======== PROVIDED RECORDS

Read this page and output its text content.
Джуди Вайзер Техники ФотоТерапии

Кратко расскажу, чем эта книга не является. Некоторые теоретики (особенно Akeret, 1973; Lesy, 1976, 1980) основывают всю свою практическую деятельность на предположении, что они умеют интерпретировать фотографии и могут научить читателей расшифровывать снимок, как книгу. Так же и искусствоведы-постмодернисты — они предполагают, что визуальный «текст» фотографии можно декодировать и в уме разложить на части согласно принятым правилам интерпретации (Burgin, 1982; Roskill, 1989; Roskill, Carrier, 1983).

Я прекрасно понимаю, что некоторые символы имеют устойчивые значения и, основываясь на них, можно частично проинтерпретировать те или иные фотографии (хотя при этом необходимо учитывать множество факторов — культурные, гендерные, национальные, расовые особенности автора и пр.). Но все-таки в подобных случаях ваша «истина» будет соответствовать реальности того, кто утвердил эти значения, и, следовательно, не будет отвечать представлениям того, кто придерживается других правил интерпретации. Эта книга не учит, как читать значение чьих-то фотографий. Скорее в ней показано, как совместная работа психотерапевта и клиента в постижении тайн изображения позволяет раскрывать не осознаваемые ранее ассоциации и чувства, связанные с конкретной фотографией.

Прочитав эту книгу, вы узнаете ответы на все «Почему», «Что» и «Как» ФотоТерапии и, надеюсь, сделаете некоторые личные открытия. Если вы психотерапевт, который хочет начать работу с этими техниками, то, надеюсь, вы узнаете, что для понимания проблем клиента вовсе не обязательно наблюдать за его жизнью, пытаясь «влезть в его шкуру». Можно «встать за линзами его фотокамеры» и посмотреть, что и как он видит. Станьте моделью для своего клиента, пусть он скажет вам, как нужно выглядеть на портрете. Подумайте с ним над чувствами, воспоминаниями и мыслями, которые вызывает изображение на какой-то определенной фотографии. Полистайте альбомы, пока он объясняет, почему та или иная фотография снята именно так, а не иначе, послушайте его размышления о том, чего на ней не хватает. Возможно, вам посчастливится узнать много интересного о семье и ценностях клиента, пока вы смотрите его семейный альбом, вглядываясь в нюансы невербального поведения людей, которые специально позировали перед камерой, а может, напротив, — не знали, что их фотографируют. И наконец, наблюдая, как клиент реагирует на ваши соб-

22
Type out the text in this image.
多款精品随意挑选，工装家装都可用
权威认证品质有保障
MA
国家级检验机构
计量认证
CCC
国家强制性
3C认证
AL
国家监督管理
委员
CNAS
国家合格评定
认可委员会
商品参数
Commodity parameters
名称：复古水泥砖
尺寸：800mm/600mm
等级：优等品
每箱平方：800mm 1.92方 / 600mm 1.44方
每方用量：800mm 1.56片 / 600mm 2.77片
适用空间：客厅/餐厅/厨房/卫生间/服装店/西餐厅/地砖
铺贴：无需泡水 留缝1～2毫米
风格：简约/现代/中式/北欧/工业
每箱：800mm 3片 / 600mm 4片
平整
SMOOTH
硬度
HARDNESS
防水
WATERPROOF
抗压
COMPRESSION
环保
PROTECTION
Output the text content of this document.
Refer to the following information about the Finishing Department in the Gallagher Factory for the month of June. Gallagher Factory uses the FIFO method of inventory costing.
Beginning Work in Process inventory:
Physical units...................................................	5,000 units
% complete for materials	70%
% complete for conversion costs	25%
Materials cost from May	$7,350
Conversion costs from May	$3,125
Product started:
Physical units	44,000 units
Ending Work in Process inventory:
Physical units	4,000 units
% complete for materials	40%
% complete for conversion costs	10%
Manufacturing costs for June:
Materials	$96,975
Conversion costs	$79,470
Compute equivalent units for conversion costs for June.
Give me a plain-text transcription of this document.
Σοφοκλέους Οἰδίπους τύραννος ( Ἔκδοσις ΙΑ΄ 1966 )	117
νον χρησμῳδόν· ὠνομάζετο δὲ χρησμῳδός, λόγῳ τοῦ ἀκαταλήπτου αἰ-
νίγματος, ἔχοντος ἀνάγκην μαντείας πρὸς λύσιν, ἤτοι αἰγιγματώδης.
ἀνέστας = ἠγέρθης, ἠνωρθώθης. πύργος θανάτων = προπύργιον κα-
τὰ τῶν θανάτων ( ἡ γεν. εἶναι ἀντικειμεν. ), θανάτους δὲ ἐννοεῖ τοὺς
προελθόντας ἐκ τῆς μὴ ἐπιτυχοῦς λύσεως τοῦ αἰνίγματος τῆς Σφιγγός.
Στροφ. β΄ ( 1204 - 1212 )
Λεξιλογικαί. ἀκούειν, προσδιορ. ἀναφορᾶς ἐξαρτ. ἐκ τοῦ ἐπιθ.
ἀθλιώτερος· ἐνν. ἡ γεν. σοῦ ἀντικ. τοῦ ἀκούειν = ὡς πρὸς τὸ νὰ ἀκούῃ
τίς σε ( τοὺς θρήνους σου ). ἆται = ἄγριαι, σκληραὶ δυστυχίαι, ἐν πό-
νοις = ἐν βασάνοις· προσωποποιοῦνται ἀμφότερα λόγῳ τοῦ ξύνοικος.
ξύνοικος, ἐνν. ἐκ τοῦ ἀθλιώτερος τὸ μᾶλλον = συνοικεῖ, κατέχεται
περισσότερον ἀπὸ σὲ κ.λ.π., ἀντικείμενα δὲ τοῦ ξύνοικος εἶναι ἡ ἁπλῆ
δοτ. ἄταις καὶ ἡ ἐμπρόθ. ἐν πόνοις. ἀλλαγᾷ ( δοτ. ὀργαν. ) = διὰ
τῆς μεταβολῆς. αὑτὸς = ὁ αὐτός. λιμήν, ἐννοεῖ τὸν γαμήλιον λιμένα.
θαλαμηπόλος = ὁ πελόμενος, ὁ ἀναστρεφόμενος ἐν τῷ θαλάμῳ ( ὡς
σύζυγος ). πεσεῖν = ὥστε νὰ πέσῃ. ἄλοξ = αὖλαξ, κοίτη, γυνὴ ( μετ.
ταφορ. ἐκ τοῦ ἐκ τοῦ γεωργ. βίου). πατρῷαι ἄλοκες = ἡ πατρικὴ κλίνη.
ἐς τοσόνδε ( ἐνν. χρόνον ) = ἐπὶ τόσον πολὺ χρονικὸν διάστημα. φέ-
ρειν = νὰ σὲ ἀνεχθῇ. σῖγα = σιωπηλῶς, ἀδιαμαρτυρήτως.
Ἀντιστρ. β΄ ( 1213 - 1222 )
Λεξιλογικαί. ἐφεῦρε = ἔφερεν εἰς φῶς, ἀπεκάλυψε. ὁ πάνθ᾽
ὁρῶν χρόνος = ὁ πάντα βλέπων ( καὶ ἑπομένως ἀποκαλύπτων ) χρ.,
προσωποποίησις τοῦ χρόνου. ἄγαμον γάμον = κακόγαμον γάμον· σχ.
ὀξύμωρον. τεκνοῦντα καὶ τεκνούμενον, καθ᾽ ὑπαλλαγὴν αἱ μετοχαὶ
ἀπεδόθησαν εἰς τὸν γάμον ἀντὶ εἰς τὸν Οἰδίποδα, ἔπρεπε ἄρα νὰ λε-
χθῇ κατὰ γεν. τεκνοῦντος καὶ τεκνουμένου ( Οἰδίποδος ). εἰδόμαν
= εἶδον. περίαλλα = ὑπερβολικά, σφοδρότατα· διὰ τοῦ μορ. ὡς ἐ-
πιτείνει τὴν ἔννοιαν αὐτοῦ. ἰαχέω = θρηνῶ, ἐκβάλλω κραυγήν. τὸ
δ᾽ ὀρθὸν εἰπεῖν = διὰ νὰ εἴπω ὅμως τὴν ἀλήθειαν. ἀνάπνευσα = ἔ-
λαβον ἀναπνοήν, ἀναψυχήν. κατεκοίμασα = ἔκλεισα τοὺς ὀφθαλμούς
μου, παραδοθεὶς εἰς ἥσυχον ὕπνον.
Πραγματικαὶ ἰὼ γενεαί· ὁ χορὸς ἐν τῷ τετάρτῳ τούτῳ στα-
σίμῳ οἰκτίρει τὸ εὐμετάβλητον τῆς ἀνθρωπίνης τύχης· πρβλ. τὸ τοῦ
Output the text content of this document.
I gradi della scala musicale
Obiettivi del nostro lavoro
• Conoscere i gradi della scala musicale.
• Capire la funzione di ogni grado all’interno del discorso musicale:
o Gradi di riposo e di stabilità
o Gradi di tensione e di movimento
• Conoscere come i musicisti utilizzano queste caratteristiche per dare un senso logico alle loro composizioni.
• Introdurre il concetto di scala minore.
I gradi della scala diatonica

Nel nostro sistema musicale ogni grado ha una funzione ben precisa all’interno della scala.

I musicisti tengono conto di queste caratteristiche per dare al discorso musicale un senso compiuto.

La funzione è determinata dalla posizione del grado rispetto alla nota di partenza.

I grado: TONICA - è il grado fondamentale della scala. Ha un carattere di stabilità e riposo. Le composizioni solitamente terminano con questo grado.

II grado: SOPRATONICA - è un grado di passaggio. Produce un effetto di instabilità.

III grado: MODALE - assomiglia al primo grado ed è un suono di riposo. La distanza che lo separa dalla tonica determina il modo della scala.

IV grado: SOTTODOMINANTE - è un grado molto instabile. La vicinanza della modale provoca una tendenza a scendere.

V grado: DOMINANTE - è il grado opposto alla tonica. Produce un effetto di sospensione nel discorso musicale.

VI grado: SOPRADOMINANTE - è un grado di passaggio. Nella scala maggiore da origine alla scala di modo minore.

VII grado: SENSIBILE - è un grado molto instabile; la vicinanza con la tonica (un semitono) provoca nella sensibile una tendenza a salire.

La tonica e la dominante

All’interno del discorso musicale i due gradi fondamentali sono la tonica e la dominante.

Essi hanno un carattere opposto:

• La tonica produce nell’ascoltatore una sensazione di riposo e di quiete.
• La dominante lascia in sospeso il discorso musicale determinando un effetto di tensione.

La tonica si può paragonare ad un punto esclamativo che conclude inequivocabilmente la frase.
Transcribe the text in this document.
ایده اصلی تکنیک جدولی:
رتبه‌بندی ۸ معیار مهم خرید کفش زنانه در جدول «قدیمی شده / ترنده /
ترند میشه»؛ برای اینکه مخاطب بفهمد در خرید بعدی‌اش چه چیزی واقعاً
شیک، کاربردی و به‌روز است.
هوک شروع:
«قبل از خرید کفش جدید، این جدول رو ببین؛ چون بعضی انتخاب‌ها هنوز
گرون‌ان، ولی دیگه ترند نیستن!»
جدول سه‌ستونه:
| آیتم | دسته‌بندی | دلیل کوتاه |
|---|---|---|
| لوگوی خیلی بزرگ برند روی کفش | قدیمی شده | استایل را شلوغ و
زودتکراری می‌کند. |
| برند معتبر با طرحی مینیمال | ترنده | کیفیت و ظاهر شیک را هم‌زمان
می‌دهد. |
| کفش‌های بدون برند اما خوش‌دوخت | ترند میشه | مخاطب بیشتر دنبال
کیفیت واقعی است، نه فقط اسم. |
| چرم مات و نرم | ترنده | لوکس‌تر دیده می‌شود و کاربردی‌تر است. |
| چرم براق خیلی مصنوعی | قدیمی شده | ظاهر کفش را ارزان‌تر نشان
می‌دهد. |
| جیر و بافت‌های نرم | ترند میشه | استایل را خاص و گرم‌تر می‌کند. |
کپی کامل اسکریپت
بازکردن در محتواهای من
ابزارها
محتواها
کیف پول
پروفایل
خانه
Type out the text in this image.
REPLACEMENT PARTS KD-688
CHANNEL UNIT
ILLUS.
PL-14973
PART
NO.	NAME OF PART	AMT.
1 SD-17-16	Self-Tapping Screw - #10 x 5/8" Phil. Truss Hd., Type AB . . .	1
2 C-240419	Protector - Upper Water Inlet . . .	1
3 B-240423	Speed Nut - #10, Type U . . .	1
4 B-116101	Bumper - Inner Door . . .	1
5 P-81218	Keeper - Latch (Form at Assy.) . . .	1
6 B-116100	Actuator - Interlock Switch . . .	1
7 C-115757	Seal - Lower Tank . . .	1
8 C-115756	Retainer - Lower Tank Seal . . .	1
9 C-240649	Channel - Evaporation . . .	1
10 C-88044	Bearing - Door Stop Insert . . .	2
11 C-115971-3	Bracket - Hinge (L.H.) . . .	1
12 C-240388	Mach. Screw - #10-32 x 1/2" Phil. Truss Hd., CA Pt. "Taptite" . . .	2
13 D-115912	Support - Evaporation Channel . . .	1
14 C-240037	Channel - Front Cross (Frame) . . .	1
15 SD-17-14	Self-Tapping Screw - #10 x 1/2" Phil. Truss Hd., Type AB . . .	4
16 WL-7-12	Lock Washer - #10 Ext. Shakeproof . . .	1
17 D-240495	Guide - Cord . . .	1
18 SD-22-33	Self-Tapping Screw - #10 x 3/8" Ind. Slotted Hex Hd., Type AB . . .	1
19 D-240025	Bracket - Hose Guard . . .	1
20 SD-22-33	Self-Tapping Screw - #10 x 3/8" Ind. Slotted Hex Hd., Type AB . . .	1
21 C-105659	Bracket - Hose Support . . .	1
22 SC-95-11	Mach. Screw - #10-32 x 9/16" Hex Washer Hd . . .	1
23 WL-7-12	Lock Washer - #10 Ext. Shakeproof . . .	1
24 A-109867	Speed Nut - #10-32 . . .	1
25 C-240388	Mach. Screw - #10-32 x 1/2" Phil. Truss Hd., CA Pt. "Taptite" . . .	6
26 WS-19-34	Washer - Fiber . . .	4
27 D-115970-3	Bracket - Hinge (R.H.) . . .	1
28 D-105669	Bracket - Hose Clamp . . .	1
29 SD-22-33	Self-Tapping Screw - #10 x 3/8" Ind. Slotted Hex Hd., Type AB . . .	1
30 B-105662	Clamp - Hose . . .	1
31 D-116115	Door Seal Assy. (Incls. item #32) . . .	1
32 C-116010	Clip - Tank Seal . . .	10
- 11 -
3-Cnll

================

▶ EXERCISE GOAL
Copy all the lines above that hold the string "Shakeproof".

▶ FINISHED EXERCISE
16 WL-7-12	Lock Washer - #10 Ext. Shakeproof . . .	1
23 WL-7-12	Lock Washer - #10 Ext. Shakeproof . . .	1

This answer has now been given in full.